▶ _EXERCISE OBJECTIVE_
Write out every entry word for word.

━━━━━━━━

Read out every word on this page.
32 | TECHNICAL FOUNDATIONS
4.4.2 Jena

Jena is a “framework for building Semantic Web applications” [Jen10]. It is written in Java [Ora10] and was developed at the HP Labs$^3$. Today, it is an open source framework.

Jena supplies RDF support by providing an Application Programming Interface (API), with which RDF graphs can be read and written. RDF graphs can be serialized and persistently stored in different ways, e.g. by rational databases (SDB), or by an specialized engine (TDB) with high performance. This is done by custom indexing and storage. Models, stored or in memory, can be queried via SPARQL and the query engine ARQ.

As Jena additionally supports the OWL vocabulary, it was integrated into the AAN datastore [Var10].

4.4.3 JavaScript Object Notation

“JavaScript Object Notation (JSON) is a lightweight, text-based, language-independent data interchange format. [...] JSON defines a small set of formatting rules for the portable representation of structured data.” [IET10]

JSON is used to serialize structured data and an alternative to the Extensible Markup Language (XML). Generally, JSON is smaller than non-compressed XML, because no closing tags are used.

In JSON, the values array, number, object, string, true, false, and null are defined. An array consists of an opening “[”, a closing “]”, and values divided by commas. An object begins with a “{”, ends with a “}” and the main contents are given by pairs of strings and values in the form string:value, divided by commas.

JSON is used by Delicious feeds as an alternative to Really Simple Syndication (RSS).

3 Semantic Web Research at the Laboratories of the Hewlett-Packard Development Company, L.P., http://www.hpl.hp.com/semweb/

━━━━━━━━

▶ _OUTPUT FOR THIS EXERCISE_
Read out every word on this page.
32 | TECHNICAL FOUNDATIONS
4.4.2 Jena

Jena is a “framework for building Semantic Web applications” [Jen10]. It is written in Java [Ora10] and was developed at the HP Labs$^3$. Today, it is an open source framework.

Jena supplies RDF support by providing an Application Programming Interface (API), with which RDF graphs can be read and written. RDF graphs can be serialized and persistently stored in different ways, e.g. by rational databases (SDB), or by an specialized engine (TDB) with high performance. This is done by custom indexing and storage. Models, stored or in memory, can be queried via SPARQL and the query engine ARQ.

As Jena additionally supports the OWL vocabulary, it was integrated into the AAN datastore [Var10].

4.4.3 JavaScript Object Notation

“JavaScript Object Notation (JSON) is a lightweight, text-based, language-independent data interchange format. [...] JSON defines a small set of formatting rules for the portable representation of structured data.” [IET10]

JSON is used to serialize structured data and an alternative to the Extensible Markup Language (XML). Generally, JSON is smaller than non-compressed XML, because no closing tags are used.

In JSON, the values array, number, object, string, true, false, and null are defined. An array consists of an opening “[”, a closing “]”, and values divided by commas. An object begins with a “{”, ends with a “}” and the main contents are given by pairs of strings and values in the form string:value, divided by commas.

JSON is used by Delicious feeds as an alternative to Really Simple Syndication (RSS).

3 Semantic Web Research at the Laboratories of the Hewlett-Packard Development Company, L.P., http://www.hpl.hp.com/semweb/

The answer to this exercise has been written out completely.